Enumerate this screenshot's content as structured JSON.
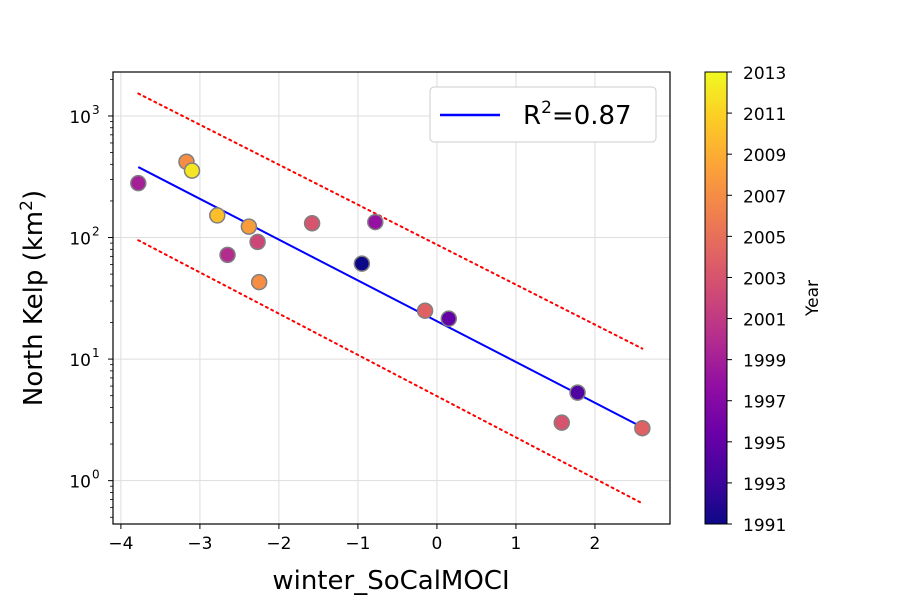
{
  "chart_data": {
    "type": "scatter",
    "xlabel": "winter_SoCalMOCI",
    "ylabel_main": "North Kelp (km",
    "ylabel_sup": "2",
    "ylabel_end": ")",
    "xlim": [
      -4.1,
      2.95
    ],
    "ylim_log": [
      0.44,
      2300
    ],
    "y_scale": "log",
    "grid": true,
    "x_ticks": [
      {
        "value": -4,
        "label": "−4"
      },
      {
        "value": -3,
        "label": "−3"
      },
      {
        "value": -2,
        "label": "−2"
      },
      {
        "value": -1,
        "label": "−1"
      },
      {
        "value": 0,
        "label": "0"
      },
      {
        "value": 1,
        "label": "1"
      },
      {
        "value": 2,
        "label": "2"
      }
    ],
    "y_ticks": [
      {
        "value": 1,
        "base": "10",
        "exp": "0"
      },
      {
        "value": 10,
        "base": "10",
        "exp": "1"
      },
      {
        "value": 100,
        "base": "10",
        "exp": "2"
      },
      {
        "value": 1000,
        "base": "10",
        "exp": "3"
      }
    ],
    "points": [
      {
        "x": -3.78,
        "y": 280,
        "year": 1999
      },
      {
        "x": -3.17,
        "y": 420,
        "year": 2007
      },
      {
        "x": -3.1,
        "y": 355,
        "year": 2012
      },
      {
        "x": -2.78,
        "y": 152,
        "year": 2010
      },
      {
        "x": -2.65,
        "y": 72,
        "year": 2000
      },
      {
        "x": -2.38,
        "y": 123,
        "year": 2008
      },
      {
        "x": -2.27,
        "y": 92,
        "year": 2002
      },
      {
        "x": -2.25,
        "y": 43,
        "year": 2007
      },
      {
        "x": -1.58,
        "y": 131,
        "year": 2003
      },
      {
        "x": -0.95,
        "y": 61,
        "year": 1991
      },
      {
        "x": -0.78,
        "y": 134,
        "year": 1998
      },
      {
        "x": -0.15,
        "y": 25,
        "year": 2004
      },
      {
        "x": 0.15,
        "y": 21.5,
        "year": 1995
      },
      {
        "x": 1.58,
        "y": 3.0,
        "year": 2003
      },
      {
        "x": 1.78,
        "y": 5.3,
        "year": 1994
      },
      {
        "x": 2.6,
        "y": 2.7,
        "year": 2004
      }
    ],
    "fit_line": {
      "x": [
        -3.78,
        2.6
      ],
      "y": [
        380,
        2.75
      ],
      "color": "#0000ff"
    },
    "bounds": [
      {
        "x": [
          -3.78,
          2.6
        ],
        "y": [
          1530,
          12.2
        ]
      },
      {
        "x": [
          -3.78,
          2.6
        ],
        "y": [
          95,
          0.65
        ]
      }
    ],
    "bound_color": "#ff0000",
    "legend": {
      "location": "top-right",
      "label_main": "R",
      "label_sup": "2",
      "label_end": "=0.87"
    },
    "colorbar": {
      "label": "Year",
      "min": 1991,
      "max": 2013,
      "ticks": [
        "1991",
        "1993",
        "1995",
        "1997",
        "1999",
        "2001",
        "2003",
        "2005",
        "2007",
        "2009",
        "2011",
        "2013"
      ],
      "colormap": "plasma"
    }
  }
}
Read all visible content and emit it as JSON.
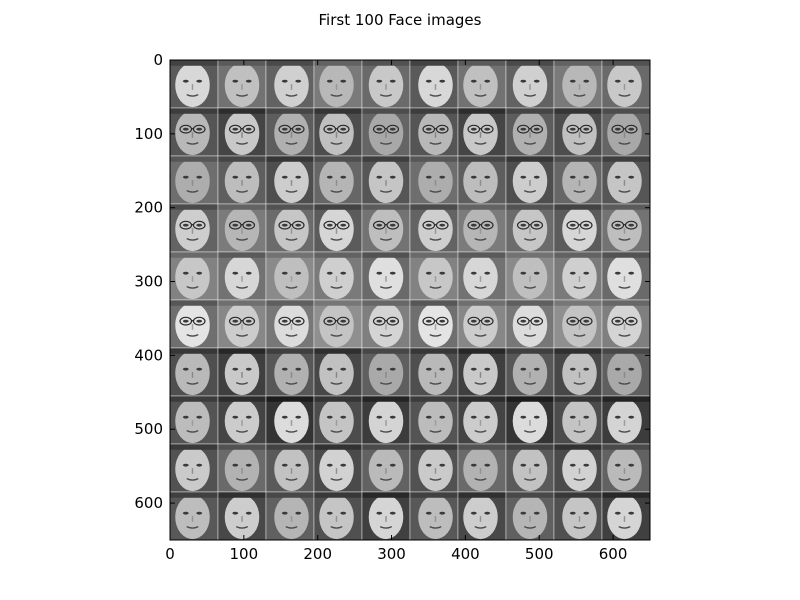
{
  "figure": {
    "title": "First 100 Face images",
    "grid_rows": 10,
    "grid_cols": 10,
    "image_extent": [
      650,
      650
    ],
    "x_ticks": [
      "0",
      "100",
      "200",
      "300",
      "400",
      "500",
      "600"
    ],
    "y_ticks": [
      "0",
      "100",
      "200",
      "300",
      "400",
      "500",
      "600"
    ],
    "colormap": "gray",
    "row_tones": [
      {
        "bg": "#6a6a6a",
        "face": "#c8c8c8",
        "glasses": false
      },
      {
        "bg": "#555555",
        "face": "#b8b8b8",
        "glasses": true
      },
      {
        "bg": "#5e5e5e",
        "face": "#bdbdbd",
        "glasses": false
      },
      {
        "bg": "#6b6b6b",
        "face": "#c6c6c6",
        "glasses": true
      },
      {
        "bg": "#7a7a7a",
        "face": "#cfcfcf",
        "glasses": false
      },
      {
        "bg": "#7f7f7f",
        "face": "#d4d4d4",
        "glasses": true
      },
      {
        "bg": "#4f4f4f",
        "face": "#b9b9b9",
        "glasses": false
      },
      {
        "bg": "#444444",
        "face": "#cccccc",
        "glasses": false
      },
      {
        "bg": "#5a5a5a",
        "face": "#c2c2c2",
        "glasses": false
      },
      {
        "bg": "#505050",
        "face": "#c5c5c5",
        "glasses": false
      }
    ]
  }
}
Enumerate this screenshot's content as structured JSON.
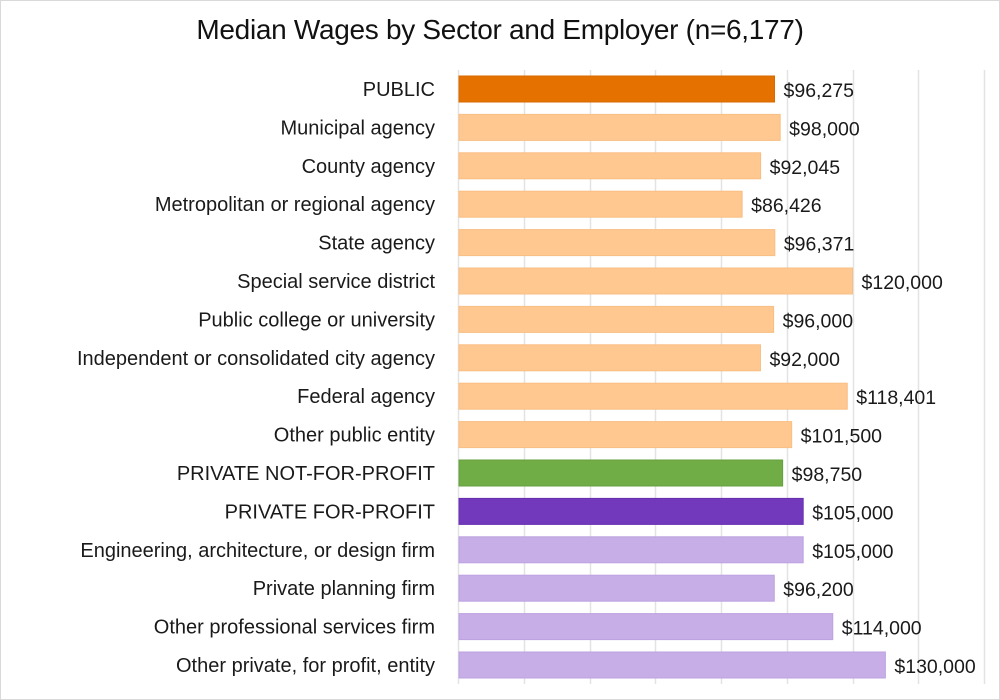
{
  "chart_data": {
    "type": "bar",
    "orientation": "horizontal",
    "title": "Median Wages by Sector and Employer (n=6,177)",
    "xlabel": "",
    "ylabel": "",
    "xlim": [
      0,
      160000
    ],
    "x_gridline_step": 20000,
    "grid": true,
    "legend": "none",
    "categories": [
      "PUBLIC",
      "Municipal agency",
      "County agency",
      "Metropolitan or regional agency",
      "State agency",
      "Special service district",
      "Public college or university",
      "Independent or consolidated city agency",
      "Federal agency",
      "Other public entity",
      "PRIVATE NOT-FOR-PROFIT",
      "PRIVATE FOR-PROFIT",
      "Engineering, architecture, or design firm",
      "Private planning firm",
      "Other professional services firm",
      "Other private, for profit, entity"
    ],
    "values": [
      96275,
      98000,
      92045,
      86426,
      96371,
      120000,
      96000,
      92000,
      118401,
      101500,
      98750,
      105000,
      105000,
      96200,
      114000,
      130000
    ],
    "data_labels": [
      "$96,275",
      "$98,000",
      "$92,045",
      "$86,426",
      "$96,371",
      "$120,000",
      "$96,000",
      "$92,000",
      "$118,401",
      "$101,500",
      "$98,750",
      "$105,000",
      "$105,000",
      "$96,200",
      "$114,000",
      "$130,000"
    ],
    "bar_colors": [
      "#E57200",
      "#FFC891",
      "#FFC891",
      "#FFC891",
      "#FFC891",
      "#FFC891",
      "#FFC891",
      "#FFC891",
      "#FFC891",
      "#FFC891",
      "#70AD47",
      "#7239BC",
      "#C7AEE6",
      "#C7AEE6",
      "#C7AEE6",
      "#C7AEE6"
    ],
    "bar_edge_colors": [
      "#D86A00",
      "#F9BE82",
      "#F9BE82",
      "#F9BE82",
      "#F9BE82",
      "#F9BE82",
      "#F9BE82",
      "#F9BE82",
      "#F9BE82",
      "#F9BE82",
      "#66A03F",
      "#6630B0",
      "#BDA2E0",
      "#BDA2E0",
      "#BDA2E0",
      "#BDA2E0"
    ],
    "gridline_color": "#e3e3e3"
  }
}
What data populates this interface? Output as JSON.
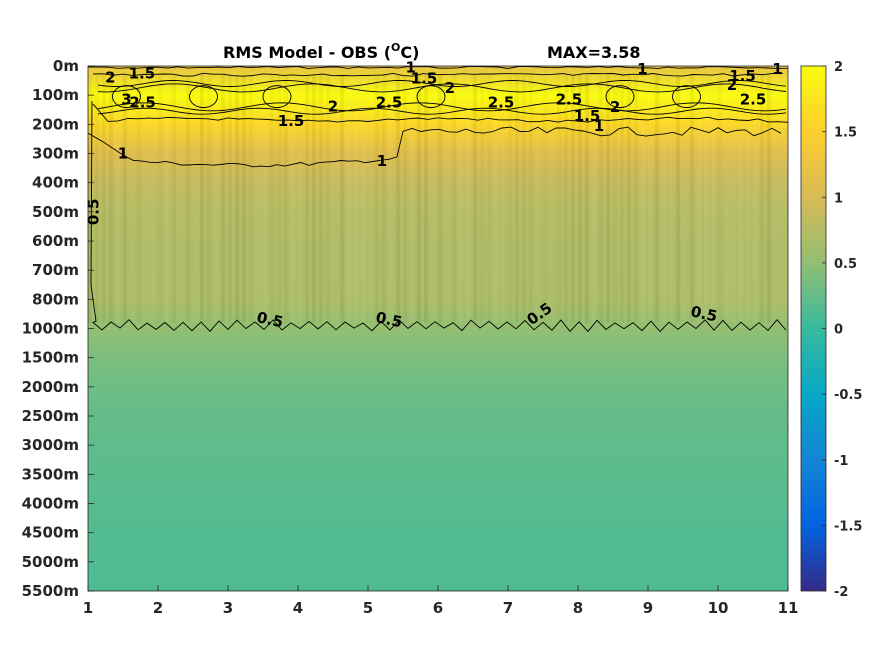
{
  "chart_data": {
    "type": "heatmap",
    "title": "RMS Model - OBS (",
    "title_sup": "O",
    "title_unit": "C)",
    "max_label": "MAX=3.58",
    "x_ticks": [
      "1",
      "2",
      "3",
      "4",
      "5",
      "6",
      "7",
      "8",
      "9",
      "10",
      "11"
    ],
    "xlim": [
      1,
      11
    ],
    "y_ticks": [
      "0m",
      "100m",
      "200m",
      "300m",
      "400m",
      "500m",
      "600m",
      "700m",
      "800m",
      "1000m",
      "1500m",
      "2000m",
      "2500m",
      "3000m",
      "3500m",
      "4000m",
      "4500m",
      "5000m",
      "5500m"
    ],
    "colorbar": {
      "ticks": [
        "2",
        "1.5",
        "1",
        "0.5",
        "0",
        "-0.5",
        "-1",
        "-1.5",
        "-2"
      ],
      "range": [
        -2,
        2
      ],
      "colormap": "parula"
    },
    "depth_profile": [
      {
        "depth": "0m",
        "value": 1.2
      },
      {
        "depth": "100m",
        "value": 2.6
      },
      {
        "depth": "200m",
        "value": 1.6
      },
      {
        "depth": "300m",
        "value": 1.1
      },
      {
        "depth": "400m",
        "value": 0.85
      },
      {
        "depth": "500m",
        "value": 0.75
      },
      {
        "depth": "600m",
        "value": 0.72
      },
      {
        "depth": "700m",
        "value": 0.72
      },
      {
        "depth": "800m",
        "value": 0.7
      },
      {
        "depth": "1000m",
        "value": 0.5
      },
      {
        "depth": "1500m",
        "value": 0.38
      },
      {
        "depth": "2000m",
        "value": 0.3
      },
      {
        "depth": "2500m",
        "value": 0.25
      },
      {
        "depth": "3000m",
        "value": 0.22
      },
      {
        "depth": "3500m",
        "value": 0.2
      },
      {
        "depth": "4000m",
        "value": 0.17
      },
      {
        "depth": "4500m",
        "value": 0.15
      },
      {
        "depth": "5000m",
        "value": 0.14
      },
      {
        "depth": "5500m",
        "value": 0.13
      }
    ],
    "contour_labels": [
      {
        "text": "1.5",
        "x": 1.77,
        "y": 0.25
      },
      {
        "text": "2",
        "x": 1.32,
        "y": 0.4
      },
      {
        "text": "3",
        "x": 1.55,
        "y": 1.15
      },
      {
        "text": "2.5",
        "x": 1.78,
        "y": 1.25
      },
      {
        "text": "1",
        "x": 5.61,
        "y": 0.05
      },
      {
        "text": "1.5",
        "x": 5.8,
        "y": 0.42
      },
      {
        "text": "2",
        "x": 6.17,
        "y": 0.75
      },
      {
        "text": "2",
        "x": 4.5,
        "y": 1.38
      },
      {
        "text": "2.5",
        "x": 5.3,
        "y": 1.25
      },
      {
        "text": "1.5",
        "x": 3.9,
        "y": 1.88
      },
      {
        "text": "2.5",
        "x": 6.9,
        "y": 1.25
      },
      {
        "text": "2.5",
        "x": 7.87,
        "y": 1.15
      },
      {
        "text": "2",
        "x": 8.53,
        "y": 1.4
      },
      {
        "text": "1.5",
        "x": 8.13,
        "y": 1.72
      },
      {
        "text": "1",
        "x": 8.3,
        "y": 2.05
      },
      {
        "text": "1",
        "x": 8.92,
        "y": 0.1
      },
      {
        "text": "1.5",
        "x": 10.35,
        "y": 0.35
      },
      {
        "text": "2",
        "x": 10.2,
        "y": 0.65
      },
      {
        "text": "1",
        "x": 10.85,
        "y": 0.1
      },
      {
        "text": "2.5",
        "x": 10.5,
        "y": 1.15
      },
      {
        "text": "1",
        "x": 1.5,
        "y": 3.0
      },
      {
        "text": "1",
        "x": 5.2,
        "y": 3.25
      },
      {
        "text": "0.5",
        "x": 1.08,
        "y": 5.0
      },
      {
        "text": "0.5",
        "x": 3.6,
        "y": 8.7
      },
      {
        "text": "0.5",
        "x": 5.3,
        "y": 8.7
      },
      {
        "text": "0.5",
        "x": 7.45,
        "y": 8.5
      },
      {
        "text": "0.5",
        "x": 9.8,
        "y": 8.5
      }
    ]
  },
  "colors": {
    "axis": "#262626",
    "contour": "#000000",
    "parula": [
      "#352a87",
      "#0363e1",
      "#1485d4",
      "#06a7c6",
      "#38b99e",
      "#92bf73",
      "#d9ba56",
      "#fcce2e",
      "#f9fb0e"
    ]
  }
}
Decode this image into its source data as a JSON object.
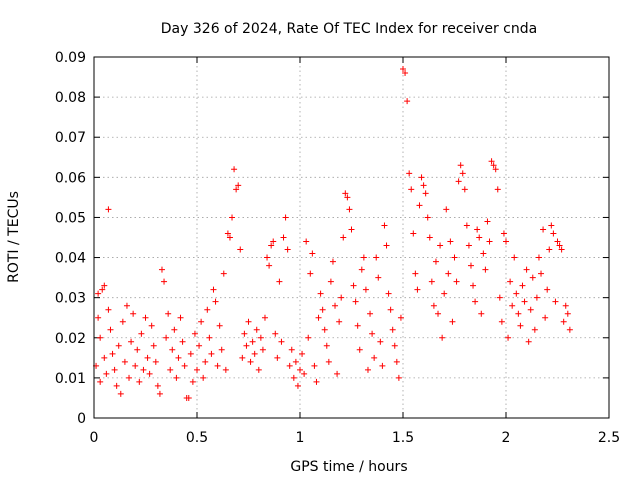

AIM » Say how many lines of the listing above contain "firm", with no other words.

OUTPUT FOR THIS TASK » 3